[start of SOURCE DOCUMENT]
Re: EME impact on accessibility

Hi Alastair,

That's all huh? Apologies for the following rather lengthy (and
occasionally opinionated) response.

*TL;DR:*

Having had a ring-side seat and as an active participant in much of this
debate, here's my biased perspective: despite ongoing claims that EME
impacts accessibility, we've not seen any actual proof of that, despite, as
you note, the fact that EME has been in browsers for a couple of years now
- surely if there were issues concerning accessibility and EME we'd hear of
them by now, right? Especially if we've been actively listening for that
particular "ping from the cosmos" (as I have been).

And what I have heard is {{crickets}}

**********

Breaking down your questions with what *I* know (and I freely admit I
likely don't know it all, but I've been very active here, so...)

>           *Captions.*

If captions are available they must be un-encrypted, so there shouldn’t be
an issue there.

Pretty much. We have two specific scenarios, 1) support materials are
provided "out-of-band", and 2) support materials are provided "in-band".

*In-band:*

What this means (in case you or anyone else reading this is unaware) is
that file formats such as MP4 and MKV are actually "wrapper" formats, used
to contain media content and related materials. Think of them as similar to
CAB files, or even ZIP files, where the container travels across  the web
as a complete and single entity, and then expanded or "opened" at the
user-end.

So an MP4 file can contain an H.264 encoded video, AAC encoded audio, and,
if desired during post-production, additional files (such as TTML/WebVTT
files, and/or other manifest files, support files, etc.) can also be
included in the "wrapper".

As part of the effort around HTML5's <video> element, there was also an API
developed that allows browsers (user agents) to open and extract "track"
files from the container wrapper (
https://www.w3.org/TR/html5/embedded-content-0.html#audiotracklist-and-videotracklist-objects)
although AFAICT it only has support in Apple products today (not
surprisingly, as I recall the API was developed by Eric Carlson, an Apple
engineer).

In this scenario, the EME spec states:

*Unencrypted In-band Support Content*

In-band support content, such as captions, described audio, and
transcripts, should not be encrypted.
NOTE

Decryption of such tracks - especially such that they can be provided back
the user agent - is not generally supported by implementations. Thus,
encrypting such tracks would prevent them from being widely available for
use with accessibility features in user agent implementations.


 After asking about this, my understanding is this: the "MP4" file can be
encrypted and decrypted via the EME API, however all content inside the
wrapper must be unecrypted. Since content "entering" a browser environment
(user agent) will first decrypt the content "at the door", the opened or
expanded wrapper container will actually provide content to the end user -
unencrypted. In other words, once you have access to the content inside the
wrapper file, none of that content is further blocked from user
interaction. Failing to have legal access to the content inside of the MP4
means *all* content is blocked to the end user - disabled or otherwise. On
the other hand, if you have a legal right to access the content inside the
MP4 wrapper, you have access to *ALL* of it, including the support
materials.



*Out-of-band:*
Now the other means of providing support materials is "out-of-band", which
I think most folks conceptually understand, as this is the use-case for
introducing the <track> child element of <video>.
[end of SOURCE DOCUMENT]
→ **DIRECTIONS FOR THIS TASK**: Resume the forum reply on EME and accessibility after its last sentence, continuing its discussion of out-of-band support materials.
[start of DATA PROVIDED]
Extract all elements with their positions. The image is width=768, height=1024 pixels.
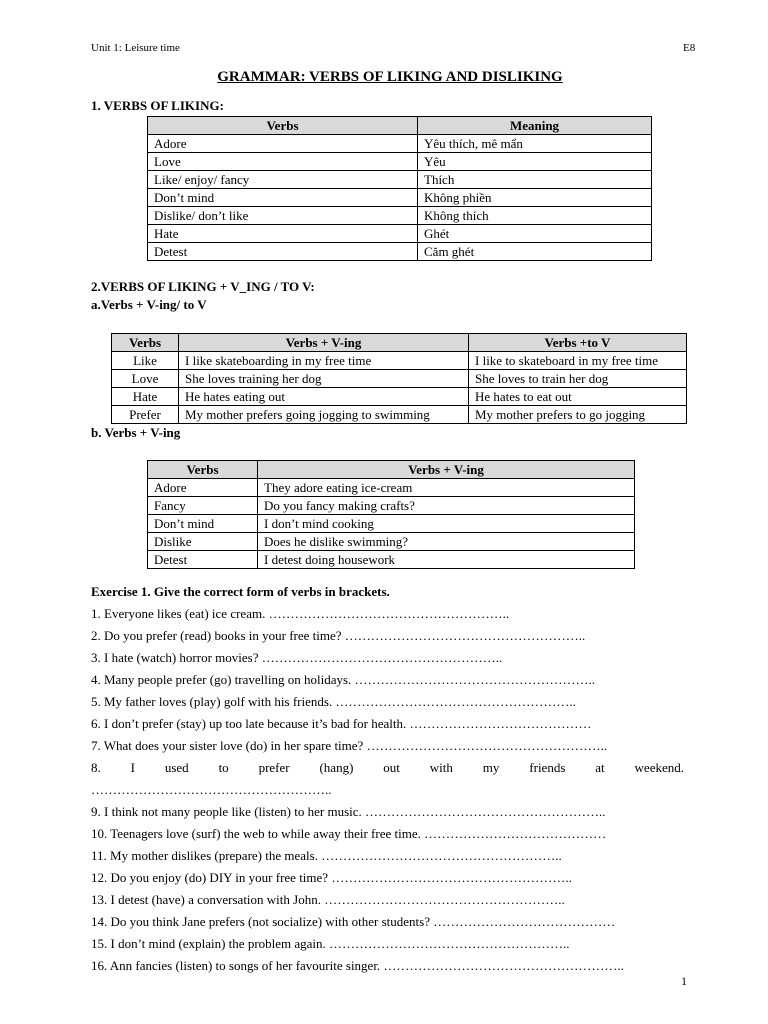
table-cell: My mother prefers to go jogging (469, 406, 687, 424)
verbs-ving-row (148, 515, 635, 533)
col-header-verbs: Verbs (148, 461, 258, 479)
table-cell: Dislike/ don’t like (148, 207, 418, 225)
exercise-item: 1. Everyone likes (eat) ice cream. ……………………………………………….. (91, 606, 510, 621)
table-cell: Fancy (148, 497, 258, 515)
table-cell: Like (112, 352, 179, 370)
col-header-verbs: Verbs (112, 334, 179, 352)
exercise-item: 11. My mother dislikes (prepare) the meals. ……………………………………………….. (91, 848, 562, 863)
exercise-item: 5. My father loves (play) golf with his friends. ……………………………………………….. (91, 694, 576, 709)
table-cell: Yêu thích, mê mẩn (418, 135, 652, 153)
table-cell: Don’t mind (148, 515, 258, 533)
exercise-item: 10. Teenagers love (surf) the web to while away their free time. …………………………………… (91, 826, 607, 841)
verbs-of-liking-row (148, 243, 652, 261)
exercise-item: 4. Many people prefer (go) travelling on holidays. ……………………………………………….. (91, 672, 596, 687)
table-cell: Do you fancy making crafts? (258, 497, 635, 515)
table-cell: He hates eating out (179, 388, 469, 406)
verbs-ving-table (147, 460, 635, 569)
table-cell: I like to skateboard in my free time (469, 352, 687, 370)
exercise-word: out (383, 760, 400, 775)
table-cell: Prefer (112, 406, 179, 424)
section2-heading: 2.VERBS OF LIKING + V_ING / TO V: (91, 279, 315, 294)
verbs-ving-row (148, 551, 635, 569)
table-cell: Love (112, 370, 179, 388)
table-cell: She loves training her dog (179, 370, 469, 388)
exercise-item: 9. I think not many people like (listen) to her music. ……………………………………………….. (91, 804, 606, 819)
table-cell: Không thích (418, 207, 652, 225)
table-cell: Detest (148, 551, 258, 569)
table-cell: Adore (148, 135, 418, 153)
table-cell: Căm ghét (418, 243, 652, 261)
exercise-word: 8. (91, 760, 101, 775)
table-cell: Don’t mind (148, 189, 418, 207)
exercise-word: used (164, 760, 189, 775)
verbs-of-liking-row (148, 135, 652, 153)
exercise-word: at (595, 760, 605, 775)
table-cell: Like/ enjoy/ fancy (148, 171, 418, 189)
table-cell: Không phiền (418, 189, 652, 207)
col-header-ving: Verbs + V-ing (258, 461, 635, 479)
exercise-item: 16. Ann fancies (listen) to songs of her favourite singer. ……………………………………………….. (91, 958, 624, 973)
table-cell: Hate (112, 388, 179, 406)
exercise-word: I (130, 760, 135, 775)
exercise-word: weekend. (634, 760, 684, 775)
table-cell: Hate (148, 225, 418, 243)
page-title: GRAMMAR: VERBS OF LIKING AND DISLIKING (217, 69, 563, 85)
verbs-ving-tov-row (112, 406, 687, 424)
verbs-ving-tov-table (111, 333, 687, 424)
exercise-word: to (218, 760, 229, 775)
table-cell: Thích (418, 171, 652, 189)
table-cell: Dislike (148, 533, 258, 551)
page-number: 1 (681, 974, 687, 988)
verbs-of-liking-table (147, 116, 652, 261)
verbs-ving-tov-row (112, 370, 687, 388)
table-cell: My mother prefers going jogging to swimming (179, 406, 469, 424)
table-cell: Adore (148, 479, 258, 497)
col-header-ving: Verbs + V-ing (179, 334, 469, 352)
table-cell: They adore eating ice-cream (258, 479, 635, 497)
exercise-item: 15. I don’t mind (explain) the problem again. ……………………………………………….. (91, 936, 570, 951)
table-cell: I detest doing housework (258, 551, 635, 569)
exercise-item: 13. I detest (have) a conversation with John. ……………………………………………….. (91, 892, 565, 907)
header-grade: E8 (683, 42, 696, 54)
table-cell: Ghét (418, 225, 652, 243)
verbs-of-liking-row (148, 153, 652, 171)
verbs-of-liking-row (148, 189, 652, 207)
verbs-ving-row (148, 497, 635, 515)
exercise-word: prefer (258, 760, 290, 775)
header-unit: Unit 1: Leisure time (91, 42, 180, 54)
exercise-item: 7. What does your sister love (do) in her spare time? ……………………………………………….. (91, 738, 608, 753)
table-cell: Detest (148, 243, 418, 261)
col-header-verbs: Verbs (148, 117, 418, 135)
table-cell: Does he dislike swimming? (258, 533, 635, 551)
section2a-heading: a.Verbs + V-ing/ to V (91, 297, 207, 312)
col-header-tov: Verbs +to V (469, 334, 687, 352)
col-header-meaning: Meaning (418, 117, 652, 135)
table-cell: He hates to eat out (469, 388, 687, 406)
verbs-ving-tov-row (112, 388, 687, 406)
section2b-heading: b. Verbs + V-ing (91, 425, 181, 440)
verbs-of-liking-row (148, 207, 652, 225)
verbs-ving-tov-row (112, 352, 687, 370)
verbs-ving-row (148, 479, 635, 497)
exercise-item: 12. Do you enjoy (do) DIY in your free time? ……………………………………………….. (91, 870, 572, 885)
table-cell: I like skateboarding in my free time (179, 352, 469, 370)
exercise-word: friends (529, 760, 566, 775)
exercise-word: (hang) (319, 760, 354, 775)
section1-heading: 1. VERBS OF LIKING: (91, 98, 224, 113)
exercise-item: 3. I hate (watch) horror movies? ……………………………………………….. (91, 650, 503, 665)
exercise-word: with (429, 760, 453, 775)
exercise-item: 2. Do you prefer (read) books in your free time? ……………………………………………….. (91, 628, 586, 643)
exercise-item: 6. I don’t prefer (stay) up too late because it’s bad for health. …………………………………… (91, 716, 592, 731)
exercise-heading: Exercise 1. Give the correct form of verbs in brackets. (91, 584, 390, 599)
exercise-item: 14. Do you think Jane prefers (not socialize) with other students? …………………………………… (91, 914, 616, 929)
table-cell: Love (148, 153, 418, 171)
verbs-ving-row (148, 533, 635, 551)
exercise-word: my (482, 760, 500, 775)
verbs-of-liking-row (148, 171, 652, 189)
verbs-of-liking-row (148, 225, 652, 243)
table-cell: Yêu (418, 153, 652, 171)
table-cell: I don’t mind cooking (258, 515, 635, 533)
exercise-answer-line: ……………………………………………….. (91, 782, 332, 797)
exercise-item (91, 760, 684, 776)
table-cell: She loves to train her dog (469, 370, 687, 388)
[end of DATA PROVIDED]
→ **EXERCISE RESPONSE**:
In this scenario, support files are referenced via the <track> element, and
those files are delivered to the user agent independently, in a fashion
similar to how .jpg or other graphic files aren't "embedded" (OLE) in web
pages, but rather are referenced by the code, and the referenced file
travels over the net as a discrete file. In this scenario, the EME spec
states:

Implementations that choose to support encrypted support content must provide
the decrypted data to the user agent to be processed in the same way as
equivalent unencrypted timed text tracks
<https://www.w3.org/TR/html51/semantics-embedded-content.html#timed-text-tracks>
.

...and so, by design, EME allows (demands?) for unencrypted text tracks in
the user-agent (browser). In other words, all of the decryption happens
before the content even renders in the browser, and once rendered in the
browser, the end-user can interact with that content "unimpeded" (with the
exception that the streamed content can only be "viewed" and not saved.)
Remember, EME is for *streaming video* only, and cannot be re-purposed for
other uses today (AFAIK):

"This proposal extends HTMLMediaElement
<https://www.w3.org/TR/html51/semantics-embedded-content.html#htmlmediaelement-htmlmediaelement>
 [HTML51 <https://www.w3.org/TR/encrypted-media/#bib-HTML51>] providing
APIs to control playback of encrypted content.
​"​ (
https://www.w3.org/TR/encrypted-media/
​)​

​************

Continuing with your other questions/scenarios:​


*Audio description.*
I assume audio-description would simply be a separate audio stream or
separate video, I don’t see an issue there.


Essentially covered by the same logic and principles as
​ captions/sub-titles, but only a different file format. Video description
can be provided via a separate audio stream​ included inside the wrapper
format or referenced using the <audio> element and "slaved" to the video;
conversely 'text' descriptions (a relatively new possibility) which are
then 'processed' by TTS engines can also be included inside the wrapper
format (in-band) or referenced via the child <track> element of <video>
(out-of-band). (This also holds true for Transcripts BTW...)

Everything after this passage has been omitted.